*** Opening Text segment ***
Around 2003, the family became acquainted with Khachik Safaryan and Karine Hakobyan, a married couple and fellow Armenians who had recently emigrated to California together with their infant daughters. The families were on good terms, and would sometimes even go on vacation together. Tersargyan reportedly became infatuated with Hakobyan and courted her on several occasions, but was rejected each time. Around mid-2008, Safaryan confided to his friend that he was secretly cheating on his wife with an old girlfriend back in Armenia, which Tersargyan secretly relayed to his wife in an attempt to have them divorced. To his dismay, Hakobyan did not want to end the marriage, which greatly angered Tersargyan. Some time afterwards, he reportedly sent an anonymous letter to Safaryan, threatening to harm him if he did not leave the country.

==Murders==
On December 11, 2008, the Safaryan family's 12-year-old daughter returned to the family's home on 1200 Tamarind Avenue, only to find the bodies of Khachik Safaryan, her 43-year-old father, and Lusine, her 8-year-old sister. Both had been shot in the head and the incident was investigated as a double-homicide. No suspect was identified at the time. Authorities later revealed that they had questioned Tersargyan as a witness, but noted that he never mentioned his romantic feelings towards Hakobyan and was not considered a suspect at the time.

On March 12, 2010, a 46-year old prostitute named Julie Kates was fatally shot in broad daylight on Sunset Avenue. According to the testimony of an acquaintance, she was shot from across the street by a man in a dark gray van, supposedly a client who had accused Kates of stealing a DVD player from him. Police believed that she was killed with a rifle, possibly equipped with a silencer.

On March 26, 2010, the then-38-year-old Karine Hakobyan returned home from work and parked her Honda CR-V at a parking lot near her apartment complex on 5800 Lexington Avenue. Before she could exit the car, someone approached and shot her in the head before leaving the crime scene.
*** Closing Text segment ***
§ **Exercise details**
Print the part of the account of the murders above that opens with the words containing "On March 26, 2010, the" and closes with "the crime scene.", copying it unchanged.
*** Opening Stored data ***
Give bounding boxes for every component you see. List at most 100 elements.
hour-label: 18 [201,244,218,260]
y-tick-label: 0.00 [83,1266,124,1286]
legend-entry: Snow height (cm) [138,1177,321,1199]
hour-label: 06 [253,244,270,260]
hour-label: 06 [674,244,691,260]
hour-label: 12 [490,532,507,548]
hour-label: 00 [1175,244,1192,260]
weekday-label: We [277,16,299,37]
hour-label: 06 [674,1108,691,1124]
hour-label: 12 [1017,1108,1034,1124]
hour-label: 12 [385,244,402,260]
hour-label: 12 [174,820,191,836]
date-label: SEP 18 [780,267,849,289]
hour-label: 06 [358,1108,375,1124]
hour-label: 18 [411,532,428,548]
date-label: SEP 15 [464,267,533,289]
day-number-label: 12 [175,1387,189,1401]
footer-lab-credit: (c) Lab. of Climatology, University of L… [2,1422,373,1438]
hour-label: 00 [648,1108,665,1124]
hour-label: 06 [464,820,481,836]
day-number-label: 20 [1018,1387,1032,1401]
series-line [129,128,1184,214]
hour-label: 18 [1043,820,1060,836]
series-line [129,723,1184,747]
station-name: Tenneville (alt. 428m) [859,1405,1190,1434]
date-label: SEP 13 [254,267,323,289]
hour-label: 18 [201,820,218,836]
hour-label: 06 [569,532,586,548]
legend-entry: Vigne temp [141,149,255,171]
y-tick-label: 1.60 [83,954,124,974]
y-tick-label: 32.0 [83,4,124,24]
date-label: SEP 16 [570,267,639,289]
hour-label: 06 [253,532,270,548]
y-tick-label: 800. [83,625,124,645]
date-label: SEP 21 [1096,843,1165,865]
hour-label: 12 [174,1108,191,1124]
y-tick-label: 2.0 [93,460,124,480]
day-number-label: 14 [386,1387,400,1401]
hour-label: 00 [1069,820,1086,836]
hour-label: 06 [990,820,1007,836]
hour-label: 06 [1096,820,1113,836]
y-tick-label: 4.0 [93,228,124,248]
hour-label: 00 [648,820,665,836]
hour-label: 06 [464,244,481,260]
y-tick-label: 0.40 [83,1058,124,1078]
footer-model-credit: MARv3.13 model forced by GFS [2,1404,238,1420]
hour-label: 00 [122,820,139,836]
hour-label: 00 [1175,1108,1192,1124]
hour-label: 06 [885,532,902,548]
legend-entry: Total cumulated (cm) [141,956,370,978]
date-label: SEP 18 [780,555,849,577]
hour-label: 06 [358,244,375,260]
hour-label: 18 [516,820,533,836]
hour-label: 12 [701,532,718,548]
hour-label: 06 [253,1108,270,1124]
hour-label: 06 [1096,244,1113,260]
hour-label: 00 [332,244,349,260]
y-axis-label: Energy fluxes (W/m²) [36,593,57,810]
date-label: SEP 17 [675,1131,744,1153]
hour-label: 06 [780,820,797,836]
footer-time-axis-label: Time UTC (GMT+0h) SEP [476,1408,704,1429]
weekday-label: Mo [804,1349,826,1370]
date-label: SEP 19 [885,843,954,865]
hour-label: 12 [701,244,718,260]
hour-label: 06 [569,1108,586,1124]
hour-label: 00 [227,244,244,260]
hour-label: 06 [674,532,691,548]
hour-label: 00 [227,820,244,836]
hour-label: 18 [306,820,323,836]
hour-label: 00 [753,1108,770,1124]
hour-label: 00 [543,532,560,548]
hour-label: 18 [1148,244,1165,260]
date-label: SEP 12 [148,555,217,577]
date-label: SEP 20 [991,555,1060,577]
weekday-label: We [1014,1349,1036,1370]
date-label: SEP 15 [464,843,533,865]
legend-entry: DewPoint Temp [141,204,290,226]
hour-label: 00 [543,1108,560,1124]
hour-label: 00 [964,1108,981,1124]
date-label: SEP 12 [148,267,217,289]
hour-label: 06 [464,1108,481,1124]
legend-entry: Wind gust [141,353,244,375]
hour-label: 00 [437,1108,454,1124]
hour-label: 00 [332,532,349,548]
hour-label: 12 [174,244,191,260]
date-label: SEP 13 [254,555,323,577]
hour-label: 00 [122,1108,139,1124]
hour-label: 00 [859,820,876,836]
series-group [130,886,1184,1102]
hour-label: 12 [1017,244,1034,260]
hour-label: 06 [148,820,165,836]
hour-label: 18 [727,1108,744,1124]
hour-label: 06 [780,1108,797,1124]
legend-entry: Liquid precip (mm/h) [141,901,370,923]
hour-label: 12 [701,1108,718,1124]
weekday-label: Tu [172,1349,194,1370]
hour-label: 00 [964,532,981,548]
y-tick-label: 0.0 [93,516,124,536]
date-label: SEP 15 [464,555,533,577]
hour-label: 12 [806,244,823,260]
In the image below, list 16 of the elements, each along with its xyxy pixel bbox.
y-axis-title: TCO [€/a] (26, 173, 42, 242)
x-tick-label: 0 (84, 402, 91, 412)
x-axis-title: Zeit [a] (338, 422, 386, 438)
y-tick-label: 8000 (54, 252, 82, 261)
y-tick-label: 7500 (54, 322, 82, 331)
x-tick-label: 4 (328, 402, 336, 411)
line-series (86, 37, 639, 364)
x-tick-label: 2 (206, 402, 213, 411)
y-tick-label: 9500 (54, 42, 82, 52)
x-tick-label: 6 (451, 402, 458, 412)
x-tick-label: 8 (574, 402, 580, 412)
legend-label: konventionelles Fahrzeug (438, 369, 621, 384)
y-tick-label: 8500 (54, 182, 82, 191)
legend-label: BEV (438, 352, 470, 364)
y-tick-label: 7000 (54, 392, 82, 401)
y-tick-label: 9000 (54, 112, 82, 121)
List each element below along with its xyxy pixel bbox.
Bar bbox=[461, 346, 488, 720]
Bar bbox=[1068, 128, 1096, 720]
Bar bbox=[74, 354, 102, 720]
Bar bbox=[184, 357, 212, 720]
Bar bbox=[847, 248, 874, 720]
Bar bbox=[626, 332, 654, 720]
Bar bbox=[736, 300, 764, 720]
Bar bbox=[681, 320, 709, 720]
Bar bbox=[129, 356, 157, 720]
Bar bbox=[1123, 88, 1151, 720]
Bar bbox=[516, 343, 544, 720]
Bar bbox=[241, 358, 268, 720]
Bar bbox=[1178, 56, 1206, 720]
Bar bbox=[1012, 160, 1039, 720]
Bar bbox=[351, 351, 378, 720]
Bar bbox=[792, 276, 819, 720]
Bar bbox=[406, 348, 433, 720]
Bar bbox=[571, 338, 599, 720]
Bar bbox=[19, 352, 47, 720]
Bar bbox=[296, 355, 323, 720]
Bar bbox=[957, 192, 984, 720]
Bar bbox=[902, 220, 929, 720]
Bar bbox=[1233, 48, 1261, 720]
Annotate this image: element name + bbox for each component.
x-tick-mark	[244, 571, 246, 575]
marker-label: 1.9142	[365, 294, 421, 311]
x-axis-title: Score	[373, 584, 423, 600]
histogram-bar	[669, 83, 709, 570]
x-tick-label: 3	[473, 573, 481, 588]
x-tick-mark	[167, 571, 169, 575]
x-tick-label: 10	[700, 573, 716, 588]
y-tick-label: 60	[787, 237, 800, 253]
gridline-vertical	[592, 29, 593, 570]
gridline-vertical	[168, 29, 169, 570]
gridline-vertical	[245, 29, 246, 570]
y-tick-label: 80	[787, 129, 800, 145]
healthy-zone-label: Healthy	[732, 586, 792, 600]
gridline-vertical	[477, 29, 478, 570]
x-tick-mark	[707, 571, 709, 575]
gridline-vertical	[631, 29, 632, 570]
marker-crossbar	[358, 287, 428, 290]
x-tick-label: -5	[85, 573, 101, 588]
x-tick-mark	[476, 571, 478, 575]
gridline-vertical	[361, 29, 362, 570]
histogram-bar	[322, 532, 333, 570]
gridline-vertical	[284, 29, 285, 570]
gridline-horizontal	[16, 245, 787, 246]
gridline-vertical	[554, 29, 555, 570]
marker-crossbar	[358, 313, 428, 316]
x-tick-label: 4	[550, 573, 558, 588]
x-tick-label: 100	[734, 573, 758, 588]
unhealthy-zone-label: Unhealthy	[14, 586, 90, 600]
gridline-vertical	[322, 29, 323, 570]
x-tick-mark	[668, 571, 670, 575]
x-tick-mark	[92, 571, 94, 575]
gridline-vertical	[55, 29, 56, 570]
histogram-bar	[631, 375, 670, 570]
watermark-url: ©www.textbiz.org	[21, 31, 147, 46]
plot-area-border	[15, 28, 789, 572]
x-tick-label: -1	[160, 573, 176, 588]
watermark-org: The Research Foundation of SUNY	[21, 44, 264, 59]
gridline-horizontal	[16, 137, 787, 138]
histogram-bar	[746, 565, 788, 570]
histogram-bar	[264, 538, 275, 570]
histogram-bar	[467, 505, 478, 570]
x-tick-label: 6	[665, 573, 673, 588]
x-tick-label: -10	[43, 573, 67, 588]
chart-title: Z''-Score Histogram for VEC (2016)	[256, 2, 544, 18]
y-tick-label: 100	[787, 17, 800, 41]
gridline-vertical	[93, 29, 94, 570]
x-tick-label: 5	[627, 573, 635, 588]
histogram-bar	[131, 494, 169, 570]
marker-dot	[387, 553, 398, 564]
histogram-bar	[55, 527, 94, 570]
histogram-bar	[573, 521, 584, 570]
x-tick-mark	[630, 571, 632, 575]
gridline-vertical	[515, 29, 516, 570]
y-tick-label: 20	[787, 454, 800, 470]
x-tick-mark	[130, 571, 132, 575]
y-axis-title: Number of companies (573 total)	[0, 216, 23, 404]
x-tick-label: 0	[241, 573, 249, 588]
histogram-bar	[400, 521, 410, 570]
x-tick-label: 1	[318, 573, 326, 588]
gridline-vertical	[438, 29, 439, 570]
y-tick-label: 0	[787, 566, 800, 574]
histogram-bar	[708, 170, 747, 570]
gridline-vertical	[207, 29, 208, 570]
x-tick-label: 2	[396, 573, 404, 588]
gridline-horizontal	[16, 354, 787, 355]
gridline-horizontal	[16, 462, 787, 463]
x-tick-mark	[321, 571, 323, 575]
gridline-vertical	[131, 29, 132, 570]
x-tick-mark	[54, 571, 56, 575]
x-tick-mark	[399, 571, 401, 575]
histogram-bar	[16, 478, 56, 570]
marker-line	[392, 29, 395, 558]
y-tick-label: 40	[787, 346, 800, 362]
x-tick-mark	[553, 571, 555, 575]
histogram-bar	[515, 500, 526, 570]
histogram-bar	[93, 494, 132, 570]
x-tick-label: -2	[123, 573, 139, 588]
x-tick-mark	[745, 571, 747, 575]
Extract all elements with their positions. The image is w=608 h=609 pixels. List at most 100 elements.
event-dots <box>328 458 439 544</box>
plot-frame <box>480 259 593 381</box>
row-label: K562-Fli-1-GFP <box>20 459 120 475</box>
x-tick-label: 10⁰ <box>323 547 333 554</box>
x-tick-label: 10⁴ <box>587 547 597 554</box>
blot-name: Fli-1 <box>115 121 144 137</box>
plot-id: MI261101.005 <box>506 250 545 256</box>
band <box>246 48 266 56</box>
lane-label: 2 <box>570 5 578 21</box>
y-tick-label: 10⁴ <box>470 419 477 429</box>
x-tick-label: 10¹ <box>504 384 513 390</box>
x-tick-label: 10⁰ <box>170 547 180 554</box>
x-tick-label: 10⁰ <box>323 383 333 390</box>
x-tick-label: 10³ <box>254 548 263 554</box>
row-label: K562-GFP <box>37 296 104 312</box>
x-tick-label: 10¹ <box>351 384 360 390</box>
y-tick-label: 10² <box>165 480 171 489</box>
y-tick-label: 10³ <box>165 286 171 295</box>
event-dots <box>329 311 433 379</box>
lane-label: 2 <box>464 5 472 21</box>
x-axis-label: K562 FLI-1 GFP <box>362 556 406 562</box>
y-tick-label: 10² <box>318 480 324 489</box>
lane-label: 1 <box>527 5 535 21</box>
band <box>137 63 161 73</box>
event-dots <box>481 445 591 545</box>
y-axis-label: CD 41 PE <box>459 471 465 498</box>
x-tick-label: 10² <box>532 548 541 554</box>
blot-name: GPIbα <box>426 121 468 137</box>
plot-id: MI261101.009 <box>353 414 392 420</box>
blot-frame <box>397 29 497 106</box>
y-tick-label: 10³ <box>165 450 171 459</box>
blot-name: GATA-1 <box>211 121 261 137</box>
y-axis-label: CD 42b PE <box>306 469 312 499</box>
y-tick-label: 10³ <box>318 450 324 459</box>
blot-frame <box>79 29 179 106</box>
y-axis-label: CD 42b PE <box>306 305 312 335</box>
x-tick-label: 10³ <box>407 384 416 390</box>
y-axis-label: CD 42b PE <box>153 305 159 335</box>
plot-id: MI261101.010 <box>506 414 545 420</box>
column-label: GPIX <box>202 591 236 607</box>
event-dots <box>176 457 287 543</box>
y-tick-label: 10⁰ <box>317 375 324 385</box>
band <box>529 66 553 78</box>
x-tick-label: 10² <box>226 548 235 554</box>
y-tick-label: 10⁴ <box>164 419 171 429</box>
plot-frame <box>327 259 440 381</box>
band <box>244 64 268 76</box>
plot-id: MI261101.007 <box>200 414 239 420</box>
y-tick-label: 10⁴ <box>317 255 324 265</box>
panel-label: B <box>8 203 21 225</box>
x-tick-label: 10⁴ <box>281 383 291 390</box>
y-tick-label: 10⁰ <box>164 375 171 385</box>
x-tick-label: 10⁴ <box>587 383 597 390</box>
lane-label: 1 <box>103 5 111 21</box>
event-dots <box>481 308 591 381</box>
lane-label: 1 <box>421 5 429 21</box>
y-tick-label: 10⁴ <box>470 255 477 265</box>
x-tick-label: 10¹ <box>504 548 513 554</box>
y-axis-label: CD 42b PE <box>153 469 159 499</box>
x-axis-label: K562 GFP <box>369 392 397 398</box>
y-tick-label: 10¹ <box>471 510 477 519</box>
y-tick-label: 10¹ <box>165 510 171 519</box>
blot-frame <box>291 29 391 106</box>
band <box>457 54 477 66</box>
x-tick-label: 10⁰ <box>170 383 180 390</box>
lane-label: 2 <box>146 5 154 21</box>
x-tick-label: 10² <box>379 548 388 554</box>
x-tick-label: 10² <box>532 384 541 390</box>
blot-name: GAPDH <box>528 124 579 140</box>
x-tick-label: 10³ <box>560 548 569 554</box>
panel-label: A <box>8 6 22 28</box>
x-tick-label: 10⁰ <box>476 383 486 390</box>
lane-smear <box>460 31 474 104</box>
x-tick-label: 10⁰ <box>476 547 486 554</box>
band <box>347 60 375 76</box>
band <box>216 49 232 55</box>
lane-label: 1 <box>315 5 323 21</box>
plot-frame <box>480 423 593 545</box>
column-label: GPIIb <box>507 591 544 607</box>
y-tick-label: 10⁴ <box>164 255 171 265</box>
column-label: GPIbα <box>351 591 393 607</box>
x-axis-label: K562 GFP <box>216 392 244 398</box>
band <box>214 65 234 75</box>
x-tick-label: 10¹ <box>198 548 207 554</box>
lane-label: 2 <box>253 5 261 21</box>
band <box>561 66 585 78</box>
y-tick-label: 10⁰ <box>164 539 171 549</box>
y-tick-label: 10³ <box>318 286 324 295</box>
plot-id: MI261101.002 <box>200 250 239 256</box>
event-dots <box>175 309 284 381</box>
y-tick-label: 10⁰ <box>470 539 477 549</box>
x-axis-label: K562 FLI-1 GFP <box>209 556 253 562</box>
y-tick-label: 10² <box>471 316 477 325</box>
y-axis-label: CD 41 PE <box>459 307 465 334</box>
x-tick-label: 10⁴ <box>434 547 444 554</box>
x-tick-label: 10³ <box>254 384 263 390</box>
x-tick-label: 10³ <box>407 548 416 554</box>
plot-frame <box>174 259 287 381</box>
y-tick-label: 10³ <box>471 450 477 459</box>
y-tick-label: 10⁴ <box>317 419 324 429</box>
*** Closing Stored data ***
§ **Answer to the problem**
On March 26, 2010, the then-38-year-old Karine Hakobyan returned home from work and parked her Honda CR-V at a parking lot near her apartment complex on 5800 Lexington Avenue. Before she could exit the car, someone approached and shot her in the head before leaving the crime scene.